### RECORD SET ###

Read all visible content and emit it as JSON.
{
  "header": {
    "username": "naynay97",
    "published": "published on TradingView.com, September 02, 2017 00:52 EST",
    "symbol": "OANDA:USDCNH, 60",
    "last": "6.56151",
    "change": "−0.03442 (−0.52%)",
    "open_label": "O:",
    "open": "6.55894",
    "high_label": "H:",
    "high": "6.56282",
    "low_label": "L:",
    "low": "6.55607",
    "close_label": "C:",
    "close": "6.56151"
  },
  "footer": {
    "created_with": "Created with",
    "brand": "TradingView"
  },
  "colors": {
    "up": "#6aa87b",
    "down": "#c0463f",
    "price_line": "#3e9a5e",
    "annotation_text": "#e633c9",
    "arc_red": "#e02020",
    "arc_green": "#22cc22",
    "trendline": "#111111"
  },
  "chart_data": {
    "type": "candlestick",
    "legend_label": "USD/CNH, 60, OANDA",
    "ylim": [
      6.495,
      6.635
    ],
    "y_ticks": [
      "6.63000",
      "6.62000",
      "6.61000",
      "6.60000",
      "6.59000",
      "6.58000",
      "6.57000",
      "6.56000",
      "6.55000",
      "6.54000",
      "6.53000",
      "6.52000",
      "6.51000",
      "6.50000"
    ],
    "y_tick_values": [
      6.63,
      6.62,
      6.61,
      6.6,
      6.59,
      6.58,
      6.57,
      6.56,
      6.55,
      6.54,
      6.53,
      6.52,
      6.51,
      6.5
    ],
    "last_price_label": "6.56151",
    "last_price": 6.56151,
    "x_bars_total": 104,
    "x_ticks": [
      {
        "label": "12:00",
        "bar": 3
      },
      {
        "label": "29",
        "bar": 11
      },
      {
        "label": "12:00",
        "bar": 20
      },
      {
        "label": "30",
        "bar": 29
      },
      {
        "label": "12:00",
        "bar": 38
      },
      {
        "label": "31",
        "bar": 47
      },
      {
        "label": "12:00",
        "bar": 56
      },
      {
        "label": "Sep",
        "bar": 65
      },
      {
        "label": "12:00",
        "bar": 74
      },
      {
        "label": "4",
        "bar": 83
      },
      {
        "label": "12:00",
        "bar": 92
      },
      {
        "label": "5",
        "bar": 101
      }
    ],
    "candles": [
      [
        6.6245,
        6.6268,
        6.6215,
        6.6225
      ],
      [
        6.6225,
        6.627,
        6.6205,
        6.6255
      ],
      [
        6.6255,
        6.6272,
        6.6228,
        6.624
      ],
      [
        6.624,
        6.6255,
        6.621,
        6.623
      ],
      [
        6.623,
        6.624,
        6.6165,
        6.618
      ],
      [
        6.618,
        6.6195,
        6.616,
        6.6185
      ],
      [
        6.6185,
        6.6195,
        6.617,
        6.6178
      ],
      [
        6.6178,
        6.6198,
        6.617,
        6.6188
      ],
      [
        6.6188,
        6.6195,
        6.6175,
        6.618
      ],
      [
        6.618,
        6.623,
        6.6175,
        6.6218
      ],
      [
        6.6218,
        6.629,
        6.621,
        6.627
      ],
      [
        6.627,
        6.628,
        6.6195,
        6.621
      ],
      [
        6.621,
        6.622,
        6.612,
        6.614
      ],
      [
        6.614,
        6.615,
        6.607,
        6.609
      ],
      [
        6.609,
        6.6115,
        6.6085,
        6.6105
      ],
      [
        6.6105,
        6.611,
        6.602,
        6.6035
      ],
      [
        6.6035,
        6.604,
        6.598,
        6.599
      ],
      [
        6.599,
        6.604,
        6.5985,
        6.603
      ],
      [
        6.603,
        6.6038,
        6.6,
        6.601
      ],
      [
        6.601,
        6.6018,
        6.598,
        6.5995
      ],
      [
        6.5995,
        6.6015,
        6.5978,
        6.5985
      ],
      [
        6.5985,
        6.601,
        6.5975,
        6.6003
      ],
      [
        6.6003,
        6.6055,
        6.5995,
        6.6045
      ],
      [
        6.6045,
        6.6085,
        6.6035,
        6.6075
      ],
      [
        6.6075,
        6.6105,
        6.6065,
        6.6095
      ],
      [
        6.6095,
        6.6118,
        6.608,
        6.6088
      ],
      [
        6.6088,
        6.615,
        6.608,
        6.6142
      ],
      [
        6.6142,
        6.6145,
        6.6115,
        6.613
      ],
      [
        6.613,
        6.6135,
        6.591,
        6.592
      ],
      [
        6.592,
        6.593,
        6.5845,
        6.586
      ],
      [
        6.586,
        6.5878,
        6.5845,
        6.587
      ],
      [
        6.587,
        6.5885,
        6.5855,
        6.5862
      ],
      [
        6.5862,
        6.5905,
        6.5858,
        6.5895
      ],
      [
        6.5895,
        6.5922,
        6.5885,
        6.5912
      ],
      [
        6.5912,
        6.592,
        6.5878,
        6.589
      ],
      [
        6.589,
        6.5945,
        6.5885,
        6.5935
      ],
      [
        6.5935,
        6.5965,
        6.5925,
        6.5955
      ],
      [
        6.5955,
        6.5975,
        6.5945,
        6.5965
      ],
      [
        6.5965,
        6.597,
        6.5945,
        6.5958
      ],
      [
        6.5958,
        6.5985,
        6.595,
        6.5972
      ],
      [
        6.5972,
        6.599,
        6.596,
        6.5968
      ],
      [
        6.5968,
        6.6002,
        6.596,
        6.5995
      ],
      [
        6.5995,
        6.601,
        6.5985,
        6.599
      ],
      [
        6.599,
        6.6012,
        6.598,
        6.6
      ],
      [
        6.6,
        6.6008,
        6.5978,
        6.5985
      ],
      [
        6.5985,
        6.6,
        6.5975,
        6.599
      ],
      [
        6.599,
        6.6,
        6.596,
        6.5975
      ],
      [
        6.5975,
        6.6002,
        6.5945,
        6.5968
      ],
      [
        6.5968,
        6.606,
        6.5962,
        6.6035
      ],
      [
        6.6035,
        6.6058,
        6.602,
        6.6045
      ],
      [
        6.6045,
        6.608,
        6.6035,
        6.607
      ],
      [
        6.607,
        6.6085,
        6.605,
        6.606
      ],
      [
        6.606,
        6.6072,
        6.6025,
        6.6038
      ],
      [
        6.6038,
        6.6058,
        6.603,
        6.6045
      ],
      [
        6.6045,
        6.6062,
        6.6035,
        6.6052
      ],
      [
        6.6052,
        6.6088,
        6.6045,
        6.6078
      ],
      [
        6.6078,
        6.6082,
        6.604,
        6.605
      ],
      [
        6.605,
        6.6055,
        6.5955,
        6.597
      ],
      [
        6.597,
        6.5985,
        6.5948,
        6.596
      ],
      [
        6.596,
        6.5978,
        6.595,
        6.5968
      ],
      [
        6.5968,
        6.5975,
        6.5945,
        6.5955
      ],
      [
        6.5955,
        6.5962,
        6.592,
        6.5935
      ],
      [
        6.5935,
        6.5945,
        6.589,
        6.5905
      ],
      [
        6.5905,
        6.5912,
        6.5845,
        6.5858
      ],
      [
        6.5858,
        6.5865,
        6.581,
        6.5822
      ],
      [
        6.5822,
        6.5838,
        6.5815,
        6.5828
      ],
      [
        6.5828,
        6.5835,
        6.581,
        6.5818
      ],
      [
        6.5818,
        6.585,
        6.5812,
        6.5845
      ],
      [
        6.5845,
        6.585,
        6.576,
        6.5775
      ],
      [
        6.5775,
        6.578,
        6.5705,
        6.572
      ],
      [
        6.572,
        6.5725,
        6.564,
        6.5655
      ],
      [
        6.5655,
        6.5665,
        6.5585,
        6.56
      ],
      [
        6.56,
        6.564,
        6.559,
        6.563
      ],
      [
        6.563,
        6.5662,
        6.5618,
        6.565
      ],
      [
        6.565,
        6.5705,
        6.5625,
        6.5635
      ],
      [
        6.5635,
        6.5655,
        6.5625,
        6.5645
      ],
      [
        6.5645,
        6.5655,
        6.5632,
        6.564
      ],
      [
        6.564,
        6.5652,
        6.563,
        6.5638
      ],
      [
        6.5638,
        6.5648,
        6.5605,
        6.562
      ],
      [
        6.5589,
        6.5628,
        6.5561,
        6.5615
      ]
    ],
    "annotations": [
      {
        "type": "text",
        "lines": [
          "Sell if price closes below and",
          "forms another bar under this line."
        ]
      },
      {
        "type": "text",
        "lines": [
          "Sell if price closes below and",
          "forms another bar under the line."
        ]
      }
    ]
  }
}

###

WHAT YOU HAVE TO DO: Filter out all lines lacking the word "OANDA" and copy the rest.

SOLUTION:
    "symbol": "OANDA:USDCNH, 60",
    "legend_label": "USD/CNH, 60, OANDA",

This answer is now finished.